::: 提示本文

ウォルマートは、トランプ前大統領による関税措置によるコスト増の懸念がある中でも、通年の売上・利益成長予測を維持し、「エブリデイ・ロープライス(EDLP)」戦略の継続を明言した。
関税発表後に株価は一時9%下落したが、トランプ氏が90日間の関税停止を表明したことで反発し、最終的に9.6%上昇。市場では「厳しい環境下でも業績見通しを維持したこと」が好感されている。
ウォルマートはアジア諸国からのコンテナ輸入で米国最大の小売業者であり、中国からの調達が約60%を占める。中国への関税は据え置かれており、ベトナムも主要仕入先に含まれる。
CEOのDoug McMillon氏は、ダラスで開催された投資家説明会で「どんな局面でも優先すべきことは明確であり、価格の抑制に引き続き注力する」と述べ、在庫管理と経費最適化によりリスクを乗り越える意志を強調した。
また、海外からの発注キャンセルや特定カテゴリーでの削減指示は出していないとし、販売品の3分の2以上は米国内から調達している点で関税の影響は限定的であると説明した。

::::::

→ 実施課題
A – 本文の内容を2文で要約してください。
B – 本文について、次の問いに答えてください。
(i) 関税発表後、ウォルマートの株価は一時何%下落しましたか。
(ii) CEOが発言した投資家説明会は、どこで開催されましたか。
(iii) トランプ氏が表明した関税停止の期間は何日間ですか。
本文に記載された内容のみに基づいて解答してください。

::: エントリー一覧

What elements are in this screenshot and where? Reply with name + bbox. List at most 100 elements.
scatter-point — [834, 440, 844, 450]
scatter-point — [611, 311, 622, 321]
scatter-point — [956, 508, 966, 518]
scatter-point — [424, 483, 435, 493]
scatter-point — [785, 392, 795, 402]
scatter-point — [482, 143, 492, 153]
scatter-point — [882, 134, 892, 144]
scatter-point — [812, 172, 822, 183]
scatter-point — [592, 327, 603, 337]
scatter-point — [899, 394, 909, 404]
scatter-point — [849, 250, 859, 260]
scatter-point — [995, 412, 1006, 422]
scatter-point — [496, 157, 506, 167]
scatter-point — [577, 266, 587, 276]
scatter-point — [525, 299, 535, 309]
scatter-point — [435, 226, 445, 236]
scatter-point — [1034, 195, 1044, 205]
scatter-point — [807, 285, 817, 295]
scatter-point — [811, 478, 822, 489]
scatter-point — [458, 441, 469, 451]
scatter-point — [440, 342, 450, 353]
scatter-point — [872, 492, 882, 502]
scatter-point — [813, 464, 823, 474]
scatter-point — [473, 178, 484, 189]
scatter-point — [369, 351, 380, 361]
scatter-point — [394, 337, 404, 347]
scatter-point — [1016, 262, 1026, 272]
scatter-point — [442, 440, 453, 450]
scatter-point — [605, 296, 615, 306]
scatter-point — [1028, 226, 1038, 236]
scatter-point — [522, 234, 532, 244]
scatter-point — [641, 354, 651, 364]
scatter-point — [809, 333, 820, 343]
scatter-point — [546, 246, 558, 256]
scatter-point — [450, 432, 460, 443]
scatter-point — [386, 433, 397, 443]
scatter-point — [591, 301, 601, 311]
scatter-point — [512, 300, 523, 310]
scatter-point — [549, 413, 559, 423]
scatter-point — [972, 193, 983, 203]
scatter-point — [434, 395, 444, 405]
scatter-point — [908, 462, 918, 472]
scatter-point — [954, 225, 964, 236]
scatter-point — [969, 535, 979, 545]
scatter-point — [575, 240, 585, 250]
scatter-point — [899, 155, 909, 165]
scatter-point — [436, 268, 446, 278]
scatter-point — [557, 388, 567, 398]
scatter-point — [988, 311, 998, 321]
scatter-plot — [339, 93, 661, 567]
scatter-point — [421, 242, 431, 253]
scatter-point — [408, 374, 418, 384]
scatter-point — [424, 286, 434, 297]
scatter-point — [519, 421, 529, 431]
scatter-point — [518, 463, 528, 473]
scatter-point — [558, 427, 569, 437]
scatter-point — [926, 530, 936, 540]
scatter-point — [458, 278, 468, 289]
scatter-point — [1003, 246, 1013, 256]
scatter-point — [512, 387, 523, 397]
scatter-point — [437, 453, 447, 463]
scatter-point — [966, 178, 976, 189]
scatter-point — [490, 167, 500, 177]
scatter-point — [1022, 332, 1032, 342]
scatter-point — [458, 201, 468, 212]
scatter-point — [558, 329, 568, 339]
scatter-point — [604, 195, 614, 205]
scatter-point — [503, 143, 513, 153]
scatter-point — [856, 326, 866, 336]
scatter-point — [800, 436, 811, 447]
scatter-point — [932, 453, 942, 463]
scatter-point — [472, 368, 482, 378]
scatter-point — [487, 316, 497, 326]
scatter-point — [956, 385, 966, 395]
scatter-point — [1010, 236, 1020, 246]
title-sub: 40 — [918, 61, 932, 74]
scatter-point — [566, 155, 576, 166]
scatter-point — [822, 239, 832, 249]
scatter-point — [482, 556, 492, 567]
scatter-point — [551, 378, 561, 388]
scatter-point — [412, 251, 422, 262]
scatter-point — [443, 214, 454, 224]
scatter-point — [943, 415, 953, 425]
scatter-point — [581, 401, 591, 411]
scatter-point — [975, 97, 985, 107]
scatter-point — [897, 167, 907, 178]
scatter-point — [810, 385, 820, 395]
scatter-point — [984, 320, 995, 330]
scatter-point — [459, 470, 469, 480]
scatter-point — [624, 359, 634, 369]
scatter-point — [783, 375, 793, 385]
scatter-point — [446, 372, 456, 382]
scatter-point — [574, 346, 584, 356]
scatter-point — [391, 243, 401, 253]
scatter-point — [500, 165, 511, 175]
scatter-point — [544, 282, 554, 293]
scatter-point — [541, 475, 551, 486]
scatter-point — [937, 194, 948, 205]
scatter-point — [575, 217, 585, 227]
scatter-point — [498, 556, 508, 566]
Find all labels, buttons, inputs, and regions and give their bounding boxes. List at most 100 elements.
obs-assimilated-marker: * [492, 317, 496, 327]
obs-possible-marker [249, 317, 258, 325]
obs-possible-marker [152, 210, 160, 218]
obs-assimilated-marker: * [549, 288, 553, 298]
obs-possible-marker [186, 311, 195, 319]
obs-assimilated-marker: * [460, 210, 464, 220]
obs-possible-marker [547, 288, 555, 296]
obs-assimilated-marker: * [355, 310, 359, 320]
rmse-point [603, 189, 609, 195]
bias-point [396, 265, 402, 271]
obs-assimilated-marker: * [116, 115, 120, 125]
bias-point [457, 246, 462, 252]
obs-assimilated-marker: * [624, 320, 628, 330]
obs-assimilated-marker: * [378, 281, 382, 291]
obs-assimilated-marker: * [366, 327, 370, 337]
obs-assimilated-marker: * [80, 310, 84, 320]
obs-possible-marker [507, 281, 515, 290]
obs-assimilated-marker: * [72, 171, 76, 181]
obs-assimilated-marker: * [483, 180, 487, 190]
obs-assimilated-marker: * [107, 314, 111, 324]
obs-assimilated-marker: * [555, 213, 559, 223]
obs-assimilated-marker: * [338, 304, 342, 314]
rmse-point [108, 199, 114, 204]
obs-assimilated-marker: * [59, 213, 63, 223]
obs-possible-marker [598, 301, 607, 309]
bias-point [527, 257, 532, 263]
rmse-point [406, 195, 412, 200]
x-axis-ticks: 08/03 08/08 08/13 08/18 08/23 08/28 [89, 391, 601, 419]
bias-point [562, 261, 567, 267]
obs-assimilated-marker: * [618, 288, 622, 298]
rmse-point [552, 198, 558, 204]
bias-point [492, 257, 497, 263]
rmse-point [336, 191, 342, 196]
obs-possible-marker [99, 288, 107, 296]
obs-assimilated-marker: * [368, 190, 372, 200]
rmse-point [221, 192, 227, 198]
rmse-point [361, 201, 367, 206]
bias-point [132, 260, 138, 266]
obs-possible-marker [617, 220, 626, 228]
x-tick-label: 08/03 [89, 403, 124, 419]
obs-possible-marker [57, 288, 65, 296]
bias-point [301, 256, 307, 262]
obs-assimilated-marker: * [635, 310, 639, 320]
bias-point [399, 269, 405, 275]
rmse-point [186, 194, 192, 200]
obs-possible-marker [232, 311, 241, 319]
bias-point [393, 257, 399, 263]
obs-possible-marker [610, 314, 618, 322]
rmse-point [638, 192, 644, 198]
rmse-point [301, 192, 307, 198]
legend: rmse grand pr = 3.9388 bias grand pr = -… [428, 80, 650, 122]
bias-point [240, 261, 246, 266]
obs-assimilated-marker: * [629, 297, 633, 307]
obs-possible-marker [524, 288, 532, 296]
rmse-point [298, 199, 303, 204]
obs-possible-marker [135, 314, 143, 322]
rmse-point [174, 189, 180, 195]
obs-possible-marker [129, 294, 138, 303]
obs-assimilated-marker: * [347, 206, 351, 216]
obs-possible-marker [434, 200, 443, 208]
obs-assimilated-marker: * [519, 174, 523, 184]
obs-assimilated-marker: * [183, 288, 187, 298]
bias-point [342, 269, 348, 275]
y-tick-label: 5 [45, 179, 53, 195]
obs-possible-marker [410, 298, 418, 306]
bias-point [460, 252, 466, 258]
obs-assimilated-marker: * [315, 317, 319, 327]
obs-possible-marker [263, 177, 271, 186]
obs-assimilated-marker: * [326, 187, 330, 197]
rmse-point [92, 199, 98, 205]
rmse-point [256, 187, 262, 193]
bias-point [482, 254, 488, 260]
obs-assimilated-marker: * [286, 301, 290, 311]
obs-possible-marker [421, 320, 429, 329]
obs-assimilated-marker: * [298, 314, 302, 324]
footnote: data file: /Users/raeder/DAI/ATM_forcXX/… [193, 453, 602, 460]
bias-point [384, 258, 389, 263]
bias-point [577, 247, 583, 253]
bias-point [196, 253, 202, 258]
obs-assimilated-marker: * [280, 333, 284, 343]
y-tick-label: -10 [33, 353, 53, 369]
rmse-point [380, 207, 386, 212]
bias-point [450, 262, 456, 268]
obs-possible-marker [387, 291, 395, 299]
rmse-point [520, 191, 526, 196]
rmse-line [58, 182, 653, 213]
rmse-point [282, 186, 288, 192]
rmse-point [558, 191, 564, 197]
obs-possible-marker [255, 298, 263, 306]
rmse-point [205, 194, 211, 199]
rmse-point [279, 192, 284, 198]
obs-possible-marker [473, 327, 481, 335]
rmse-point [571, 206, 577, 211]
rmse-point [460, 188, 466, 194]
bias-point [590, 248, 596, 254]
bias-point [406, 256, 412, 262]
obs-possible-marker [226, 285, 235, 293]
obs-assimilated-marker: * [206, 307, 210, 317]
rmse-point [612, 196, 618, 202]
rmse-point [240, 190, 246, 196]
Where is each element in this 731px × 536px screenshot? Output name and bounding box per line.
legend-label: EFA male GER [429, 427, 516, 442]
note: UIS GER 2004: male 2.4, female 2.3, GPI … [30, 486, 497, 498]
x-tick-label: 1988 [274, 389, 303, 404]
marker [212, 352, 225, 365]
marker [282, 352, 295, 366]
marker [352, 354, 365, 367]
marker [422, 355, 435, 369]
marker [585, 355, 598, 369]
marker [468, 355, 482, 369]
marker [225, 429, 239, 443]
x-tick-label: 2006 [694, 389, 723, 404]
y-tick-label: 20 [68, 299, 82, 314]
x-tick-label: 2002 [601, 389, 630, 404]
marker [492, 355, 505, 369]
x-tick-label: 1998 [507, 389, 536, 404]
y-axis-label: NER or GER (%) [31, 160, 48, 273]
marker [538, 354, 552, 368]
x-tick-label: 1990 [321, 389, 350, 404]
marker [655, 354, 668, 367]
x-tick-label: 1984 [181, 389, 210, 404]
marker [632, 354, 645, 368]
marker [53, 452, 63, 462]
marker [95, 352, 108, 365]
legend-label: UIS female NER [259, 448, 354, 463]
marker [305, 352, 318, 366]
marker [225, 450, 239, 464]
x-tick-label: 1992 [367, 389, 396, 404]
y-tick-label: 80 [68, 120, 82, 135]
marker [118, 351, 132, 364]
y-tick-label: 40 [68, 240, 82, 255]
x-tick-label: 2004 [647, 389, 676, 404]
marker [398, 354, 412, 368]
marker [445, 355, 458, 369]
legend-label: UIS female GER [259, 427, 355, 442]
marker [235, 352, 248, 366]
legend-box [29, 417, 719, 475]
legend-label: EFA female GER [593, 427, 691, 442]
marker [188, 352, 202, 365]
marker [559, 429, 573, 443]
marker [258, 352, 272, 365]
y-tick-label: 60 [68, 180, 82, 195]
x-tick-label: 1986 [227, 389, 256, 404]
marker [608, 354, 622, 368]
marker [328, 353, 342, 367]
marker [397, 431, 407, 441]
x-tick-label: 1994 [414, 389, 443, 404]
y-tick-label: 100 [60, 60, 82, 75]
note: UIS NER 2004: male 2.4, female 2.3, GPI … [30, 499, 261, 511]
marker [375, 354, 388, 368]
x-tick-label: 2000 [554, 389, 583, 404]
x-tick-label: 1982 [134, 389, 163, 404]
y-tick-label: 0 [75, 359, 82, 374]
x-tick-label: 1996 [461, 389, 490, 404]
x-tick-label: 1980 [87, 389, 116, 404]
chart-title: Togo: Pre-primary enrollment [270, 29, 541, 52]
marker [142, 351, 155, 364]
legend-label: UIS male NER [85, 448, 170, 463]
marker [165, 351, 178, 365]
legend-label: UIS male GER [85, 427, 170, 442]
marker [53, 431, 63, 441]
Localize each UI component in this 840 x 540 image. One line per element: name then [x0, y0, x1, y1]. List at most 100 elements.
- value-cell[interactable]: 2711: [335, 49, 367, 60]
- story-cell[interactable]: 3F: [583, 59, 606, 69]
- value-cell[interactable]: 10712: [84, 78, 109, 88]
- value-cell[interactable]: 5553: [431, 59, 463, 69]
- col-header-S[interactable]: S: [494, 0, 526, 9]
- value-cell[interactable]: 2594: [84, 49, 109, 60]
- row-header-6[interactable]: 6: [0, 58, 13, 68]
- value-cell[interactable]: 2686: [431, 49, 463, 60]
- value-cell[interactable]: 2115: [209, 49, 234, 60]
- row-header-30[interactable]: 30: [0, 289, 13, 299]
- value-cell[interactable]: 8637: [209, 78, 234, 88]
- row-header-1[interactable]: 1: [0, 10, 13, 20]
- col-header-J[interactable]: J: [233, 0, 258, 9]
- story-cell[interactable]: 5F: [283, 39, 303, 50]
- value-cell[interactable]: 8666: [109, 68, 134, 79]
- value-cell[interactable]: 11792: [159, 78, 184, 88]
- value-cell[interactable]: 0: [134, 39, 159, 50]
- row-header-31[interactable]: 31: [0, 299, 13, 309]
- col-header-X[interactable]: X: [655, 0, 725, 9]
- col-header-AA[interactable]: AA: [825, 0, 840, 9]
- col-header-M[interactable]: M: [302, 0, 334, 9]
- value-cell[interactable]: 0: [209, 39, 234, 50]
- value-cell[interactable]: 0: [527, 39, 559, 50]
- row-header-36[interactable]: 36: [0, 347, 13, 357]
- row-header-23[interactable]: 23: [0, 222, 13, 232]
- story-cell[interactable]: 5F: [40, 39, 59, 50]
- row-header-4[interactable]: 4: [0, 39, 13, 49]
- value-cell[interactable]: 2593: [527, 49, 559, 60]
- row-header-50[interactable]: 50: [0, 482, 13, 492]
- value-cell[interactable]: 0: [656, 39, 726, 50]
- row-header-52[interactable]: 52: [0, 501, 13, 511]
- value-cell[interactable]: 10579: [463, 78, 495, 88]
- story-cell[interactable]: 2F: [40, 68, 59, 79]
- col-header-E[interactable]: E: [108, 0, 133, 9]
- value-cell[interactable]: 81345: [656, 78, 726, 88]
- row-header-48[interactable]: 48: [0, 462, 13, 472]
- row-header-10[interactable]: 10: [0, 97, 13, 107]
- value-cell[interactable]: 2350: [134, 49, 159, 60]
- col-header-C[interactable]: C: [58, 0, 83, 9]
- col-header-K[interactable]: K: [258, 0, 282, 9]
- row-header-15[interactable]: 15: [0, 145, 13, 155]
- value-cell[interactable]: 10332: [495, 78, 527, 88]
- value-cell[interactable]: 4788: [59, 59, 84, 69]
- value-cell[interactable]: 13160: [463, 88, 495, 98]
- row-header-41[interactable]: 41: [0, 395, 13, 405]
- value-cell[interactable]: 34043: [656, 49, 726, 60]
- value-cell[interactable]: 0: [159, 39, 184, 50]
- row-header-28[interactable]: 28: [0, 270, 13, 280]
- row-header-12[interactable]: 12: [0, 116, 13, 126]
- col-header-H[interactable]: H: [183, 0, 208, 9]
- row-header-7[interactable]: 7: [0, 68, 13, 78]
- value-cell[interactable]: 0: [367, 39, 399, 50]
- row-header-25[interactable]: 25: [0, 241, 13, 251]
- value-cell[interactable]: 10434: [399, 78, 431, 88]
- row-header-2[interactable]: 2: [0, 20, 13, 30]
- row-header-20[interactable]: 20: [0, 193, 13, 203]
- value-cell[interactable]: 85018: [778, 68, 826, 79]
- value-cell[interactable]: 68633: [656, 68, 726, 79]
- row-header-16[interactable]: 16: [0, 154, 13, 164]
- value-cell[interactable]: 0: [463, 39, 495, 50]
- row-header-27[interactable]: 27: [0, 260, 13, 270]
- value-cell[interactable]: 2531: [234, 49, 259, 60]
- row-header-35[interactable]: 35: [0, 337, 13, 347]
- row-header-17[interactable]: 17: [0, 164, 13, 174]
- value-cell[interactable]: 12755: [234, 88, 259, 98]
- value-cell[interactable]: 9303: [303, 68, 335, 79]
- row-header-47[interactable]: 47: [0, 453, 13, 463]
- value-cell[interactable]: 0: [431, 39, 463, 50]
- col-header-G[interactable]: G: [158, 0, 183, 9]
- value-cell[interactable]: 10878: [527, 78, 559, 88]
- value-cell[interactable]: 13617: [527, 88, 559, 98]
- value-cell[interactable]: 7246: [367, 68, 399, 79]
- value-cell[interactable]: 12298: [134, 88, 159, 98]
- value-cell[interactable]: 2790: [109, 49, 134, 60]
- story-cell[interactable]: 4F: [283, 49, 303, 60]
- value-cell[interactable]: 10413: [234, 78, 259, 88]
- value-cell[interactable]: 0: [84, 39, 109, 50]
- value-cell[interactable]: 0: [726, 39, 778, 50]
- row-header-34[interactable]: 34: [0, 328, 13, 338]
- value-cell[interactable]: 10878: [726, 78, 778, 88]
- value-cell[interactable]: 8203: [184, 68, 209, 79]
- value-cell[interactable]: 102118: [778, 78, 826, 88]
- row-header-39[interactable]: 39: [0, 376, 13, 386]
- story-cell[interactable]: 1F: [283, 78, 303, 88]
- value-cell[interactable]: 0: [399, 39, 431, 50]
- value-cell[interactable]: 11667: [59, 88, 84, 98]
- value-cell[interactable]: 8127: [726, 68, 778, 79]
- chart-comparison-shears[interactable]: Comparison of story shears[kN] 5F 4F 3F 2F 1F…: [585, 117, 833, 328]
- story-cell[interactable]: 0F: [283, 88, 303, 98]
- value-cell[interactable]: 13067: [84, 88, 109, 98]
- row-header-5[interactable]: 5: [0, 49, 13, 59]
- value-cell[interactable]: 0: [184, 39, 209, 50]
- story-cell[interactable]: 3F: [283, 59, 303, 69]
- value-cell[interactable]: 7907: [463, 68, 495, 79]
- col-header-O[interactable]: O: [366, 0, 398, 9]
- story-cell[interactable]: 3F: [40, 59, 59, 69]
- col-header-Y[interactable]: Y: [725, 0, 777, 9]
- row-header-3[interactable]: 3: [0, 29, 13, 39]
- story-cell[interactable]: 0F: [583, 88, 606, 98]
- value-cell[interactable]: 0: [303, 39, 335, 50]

::::::

→ 解答例
A – ウォルマートは、トランプ前大統領による関税措置でコスト増が懸念される中でも、通年の売上・利益成長予測を維持し、「エブリデイ・ロープライス(EDLP)」戦略の継続を明言した。CEOのDoug McMillon氏は価格の抑制に引き続き注力する方針を示し、販売品の3分の2以上を米国内から調達している点で関税の影響は限定的であると説明した。

B –
(i) 9%
(ii) ダラス
(iii) 90日間